**What you need to do:**
A - In the Throwback Thursday post, what was Cuarteto para el fin del mundo?
B - Translate this sentence from the Throwback Thursday post into Spanish: "It also doesn’t hurt if you’re born a genius."
C - Transcribe the Throwback Thursday post between "If anything, we" and "born a genius.", inclusive.

**Quoted passage:**
>> start
For this week’s Throwback Thursday post we’ve scoured the deepest bowels of the internet to bring you, our cherished readers, a glimpse into the raw, unrefined talent of these three cinematic juggernauts well before the Oscar nominations and the Cannes Palme d’Or.

If anything, we can all feel a little better about ourselves knowing that international super-stardom comes with time, hard work and rigorous attention to craft. It also doesn’t hurt if you’re born a genius.

Here are the films.


Alfonso Cuarón
Cuarteto para el fin del mundo

Yes, Alfonso Cuarón was once just another film student like so many others. That is, until his was kicked out of Mexico’s CUEC (Centro Universitario de Estudios Cinematográficos) along with his close friend and fellow director Luis Estrada (El Infierno). While the reasons for their expulsion are no doubt complex, Cuarón summed it up by saying he and Luis were “un par de mamones”. Guess that’s a good enough reason as any.

Cuarteto para el fin del mundo was Cuarón’s second year project at the CUEC, and follows a depressive clarinet player through a fourteen day funk in which he plays with a turtle, throws some balloons out the window and sleeps in his closet. While Cuarteto is no Gravity, tell me that the extended zoom-out at 13:04 doesn’t echo Sandra Bullock silently drifting off into space in Gravity’s dizzying opening sequence.

Bonus: Ten pesos to anyone who can explain what the heck actually happens at the end.
>> end
**Supplied material:**
>> start
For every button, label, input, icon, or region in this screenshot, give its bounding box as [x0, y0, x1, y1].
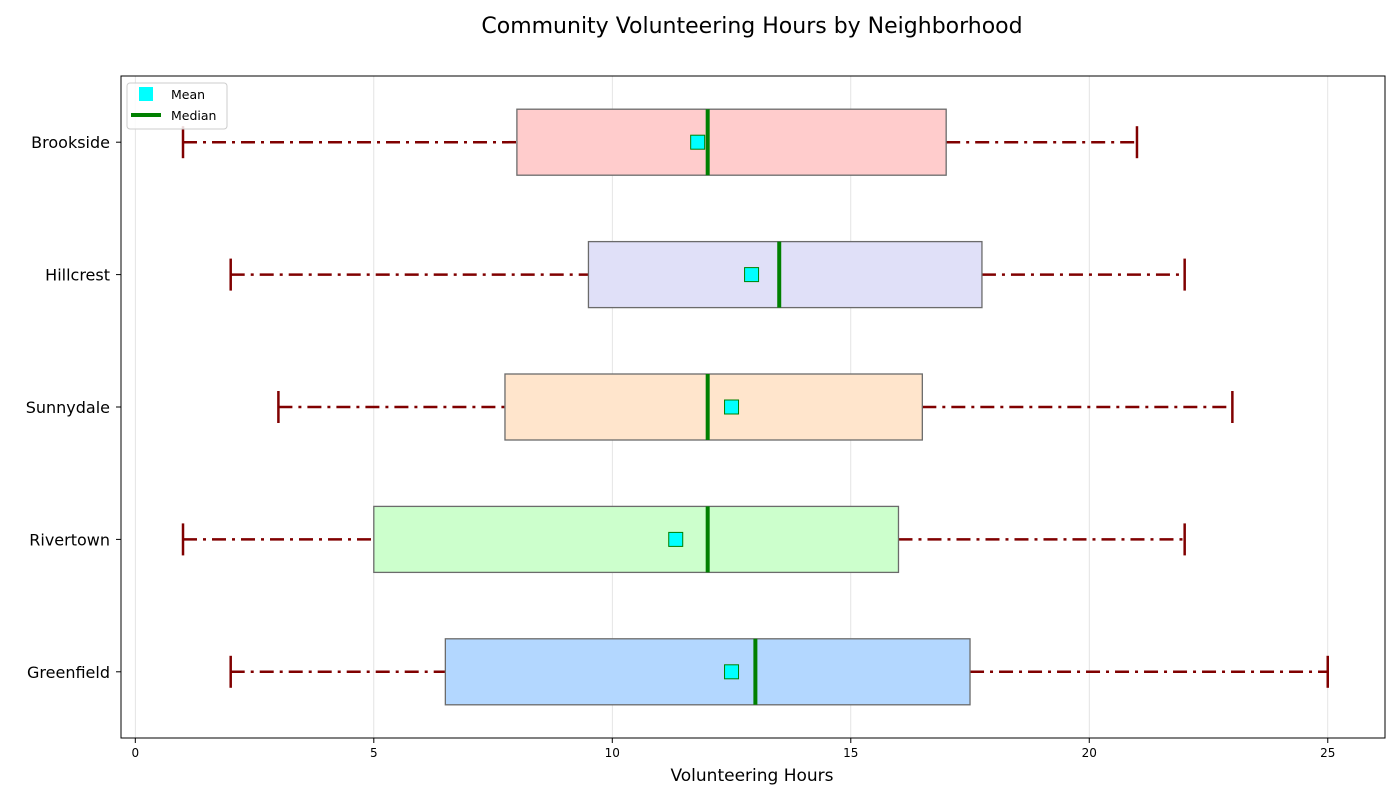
>> end
**Response list:**
A - It was Cuarón's second-year project at the CUEC.

B - Tampoco está de más nacer siendo un genio.

C -
If anything, we can all feel a little better about ourselves knowing that international super-stardom comes with time, hard work and rigorous attention to craft. It also doesn’t hurt if you’re born a genius.